(Collected data entries)
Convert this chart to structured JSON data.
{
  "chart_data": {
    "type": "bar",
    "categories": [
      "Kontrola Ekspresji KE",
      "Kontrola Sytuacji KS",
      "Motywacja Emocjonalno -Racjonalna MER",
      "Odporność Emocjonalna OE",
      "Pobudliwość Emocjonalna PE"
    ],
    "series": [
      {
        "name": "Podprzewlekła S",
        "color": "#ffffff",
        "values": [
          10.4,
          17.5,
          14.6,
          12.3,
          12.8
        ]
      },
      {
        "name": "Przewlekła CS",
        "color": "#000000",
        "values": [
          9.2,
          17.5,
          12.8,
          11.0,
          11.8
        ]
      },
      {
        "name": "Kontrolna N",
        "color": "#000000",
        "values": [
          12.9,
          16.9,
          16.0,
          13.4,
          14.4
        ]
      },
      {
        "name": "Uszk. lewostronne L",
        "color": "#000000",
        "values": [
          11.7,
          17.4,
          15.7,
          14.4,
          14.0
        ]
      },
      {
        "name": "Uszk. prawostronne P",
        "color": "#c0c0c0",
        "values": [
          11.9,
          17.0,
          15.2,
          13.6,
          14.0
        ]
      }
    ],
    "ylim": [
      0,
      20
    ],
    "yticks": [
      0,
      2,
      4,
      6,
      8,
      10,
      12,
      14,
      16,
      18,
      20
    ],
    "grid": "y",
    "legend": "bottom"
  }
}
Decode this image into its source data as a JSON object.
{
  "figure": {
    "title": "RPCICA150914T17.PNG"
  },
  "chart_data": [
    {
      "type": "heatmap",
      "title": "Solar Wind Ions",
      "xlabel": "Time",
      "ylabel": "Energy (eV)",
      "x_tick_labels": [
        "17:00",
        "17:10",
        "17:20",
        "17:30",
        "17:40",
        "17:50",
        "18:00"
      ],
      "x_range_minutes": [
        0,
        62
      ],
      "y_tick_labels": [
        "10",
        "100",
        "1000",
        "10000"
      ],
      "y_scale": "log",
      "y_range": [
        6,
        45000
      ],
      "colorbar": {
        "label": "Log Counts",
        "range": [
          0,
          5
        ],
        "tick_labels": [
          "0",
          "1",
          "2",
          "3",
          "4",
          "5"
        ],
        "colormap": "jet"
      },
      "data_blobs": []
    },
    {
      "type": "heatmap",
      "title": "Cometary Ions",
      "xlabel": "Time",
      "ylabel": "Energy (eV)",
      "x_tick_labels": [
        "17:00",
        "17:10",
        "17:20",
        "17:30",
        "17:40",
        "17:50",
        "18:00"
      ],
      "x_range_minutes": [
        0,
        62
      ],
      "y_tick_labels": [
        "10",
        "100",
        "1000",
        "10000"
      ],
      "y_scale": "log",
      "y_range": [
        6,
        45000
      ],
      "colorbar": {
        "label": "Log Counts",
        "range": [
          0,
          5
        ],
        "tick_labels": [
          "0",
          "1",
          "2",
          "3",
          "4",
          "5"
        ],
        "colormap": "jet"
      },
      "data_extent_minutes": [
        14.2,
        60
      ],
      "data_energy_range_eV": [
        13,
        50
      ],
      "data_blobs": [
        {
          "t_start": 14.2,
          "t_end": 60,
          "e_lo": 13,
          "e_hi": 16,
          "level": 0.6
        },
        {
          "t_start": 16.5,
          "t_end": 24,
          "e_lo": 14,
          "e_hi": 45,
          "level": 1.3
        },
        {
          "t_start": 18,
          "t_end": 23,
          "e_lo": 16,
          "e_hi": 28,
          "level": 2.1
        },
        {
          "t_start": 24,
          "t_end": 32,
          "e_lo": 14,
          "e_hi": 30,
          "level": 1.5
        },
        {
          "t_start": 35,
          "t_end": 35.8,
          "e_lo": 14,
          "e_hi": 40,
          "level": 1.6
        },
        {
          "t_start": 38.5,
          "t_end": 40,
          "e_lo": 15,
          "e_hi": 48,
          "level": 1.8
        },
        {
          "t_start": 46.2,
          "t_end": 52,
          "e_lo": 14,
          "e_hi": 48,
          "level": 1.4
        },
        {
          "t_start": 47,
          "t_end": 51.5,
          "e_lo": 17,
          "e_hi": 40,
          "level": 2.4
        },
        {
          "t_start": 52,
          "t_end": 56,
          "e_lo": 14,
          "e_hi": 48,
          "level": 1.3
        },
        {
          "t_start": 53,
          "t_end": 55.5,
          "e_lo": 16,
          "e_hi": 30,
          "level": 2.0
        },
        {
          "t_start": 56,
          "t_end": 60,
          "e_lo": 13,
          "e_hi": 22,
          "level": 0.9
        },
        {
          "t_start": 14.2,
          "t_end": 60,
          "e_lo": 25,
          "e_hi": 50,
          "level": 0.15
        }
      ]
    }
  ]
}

WORK REQUIRED:
Recite the full listing above exactly.

TASK RESULT:
Convert this chart to structured JSON data.
{
  "chart_data": {
    "type": "bar",
    "categories": [
      "Kontrola Ekspresji KE",
      "Kontrola Sytuacji KS",
      "Motywacja Emocjonalno -Racjonalna MER",
      "Odporność Emocjonalna OE",
      "Pobudliwość Emocjonalna PE"
    ],
    "series": [
      {
        "name": "Podprzewlekła S",
        "color": "#ffffff",
        "values": [
          10.4,
          17.5,
          14.6,
          12.3,
          12.8
        ]
      },
      {
        "name": "Przewlekła CS",
        "color": "#000000",
        "values": [
          9.2,
          17.5,
          12.8,
          11.0,
          11.8
        ]
      },
      {
        "name": "Kontrolna N",
        "color": "#000000",
        "values": [
          12.9,
          16.9,
          16.0,
          13.4,
          14.4
        ]
      },
      {
        "name": "Uszk. lewostronne L",
        "color": "#000000",
        "values": [
          11.7,
          17.4,
          15.7,
          14.4,
          14.0
        ]
      },
      {
        "name": "Uszk. prawostronne P",
        "color": "#c0c0c0",
        "values": [
          11.9,
          17.0,
          15.2,
          13.6,
          14.0
        ]
      }
    ],
    "ylim": [
      0,
      20
    ],
    "yticks": [
      0,
      2,
      4,
      6,
      8,
      10,
      12,
      14,
      16,
      18,
      20
    ],
    "grid": "y",
    "legend": "bottom"
  }
}
Decode this image into its source data as a JSON object.
{
  "figure": {
    "title": "RPCICA150914T17.PNG"
  },
  "chart_data": [
    {
      "type": "heatmap",
      "title": "Solar Wind Ions",
      "xlabel": "Time",
      "ylabel": "Energy (eV)",
      "x_tick_labels": [
        "17:00",
        "17:10",
        "17:20",
        "17:30",
        "17:40",
        "17:50",
        "18:00"
      ],
      "x_range_minutes": [
        0,
        62
      ],
      "y_tick_labels": [
        "10",
        "100",
        "1000",
        "10000"
      ],
      "y_scale": "log",
      "y_range": [
        6,
        45000
      ],
      "colorbar": {
        "label": "Log Counts",
        "range": [
          0,
          5
        ],
        "tick_labels": [
          "0",
          "1",
          "2",
          "3",
          "4",
          "5"
        ],
        "colormap": "jet"
      },
      "data_blobs": []
    },
    {
      "type": "heatmap",
      "title": "Cometary Ions",
      "xlabel": "Time",
      "ylabel": "Energy (eV)",
      "x_tick_labels": [
        "17:00",
        "17:10",
        "17:20",
        "17:30",
        "17:40",
        "17:50",
        "18:00"
      ],
      "x_range_minutes": [
        0,
        62
      ],
      "y_tick_labels": [
        "10",
        "100",
        "1000",
        "10000"
      ],
      "y_scale": "log",
      "y_range": [
        6,
        45000
      ],
      "colorbar": {
        "label": "Log Counts",
        "range": [
          0,
          5
        ],
        "tick_labels": [
          "0",
          "1",
          "2",
          "3",
          "4",
          "5"
        ],
        "colormap": "jet"
      },
      "data_extent_minutes": [
        14.2,
        60
      ],
      "data_energy_range_eV": [
        13,
        50
      ],
      "data_blobs": [
        {
          "t_start": 14.2,
          "t_end": 60,
          "e_lo": 13,
          "e_hi": 16,
          "level": 0.6
        },
        {
          "t_start": 16.5,
          "t_end": 24,
          "e_lo": 14,
          "e_hi": 45,
          "level": 1.3
        },
        {
          "t_start": 18,
          "t_end": 23,
          "e_lo": 16,
          "e_hi": 28,
          "level": 2.1
        },
        {
          "t_start": 24,
          "t_end": 32,
          "e_lo": 14,
          "e_hi": 30,
          "level": 1.5
        },
        {
          "t_start": 35,
          "t_end": 35.8,
          "e_lo": 14,
          "e_hi": 40,
          "level": 1.6
        },
        {
          "t_start": 38.5,
          "t_end": 40,
          "e_lo": 15,
          "e_hi": 48,
          "level": 1.8
        },
        {
          "t_start": 46.2,
          "t_end": 52,
          "e_lo": 14,
          "e_hi": 48,
          "level": 1.4
        },
        {
          "t_start": 47,
          "t_end": 51.5,
          "e_lo": 17,
          "e_hi": 40,
          "level": 2.4
        },
        {
          "t_start": 52,
          "t_end": 56,
          "e_lo": 14,
          "e_hi": 48,
          "level": 1.3
        },
        {
          "t_start": 53,
          "t_end": 55.5,
          "e_lo": 16,
          "e_hi": 30,
          "level": 2.0
        },
        {
          "t_start": 56,
          "t_end": 60,
          "e_lo": 13,
          "e_hi": 22,
          "level": 0.9
        },
        {
          "t_start": 14.2,
          "t_end": 60,
          "e_lo": 25,
          "e_hi": 50,
          "level": 0.15
        }
      ]
    }
  ]
}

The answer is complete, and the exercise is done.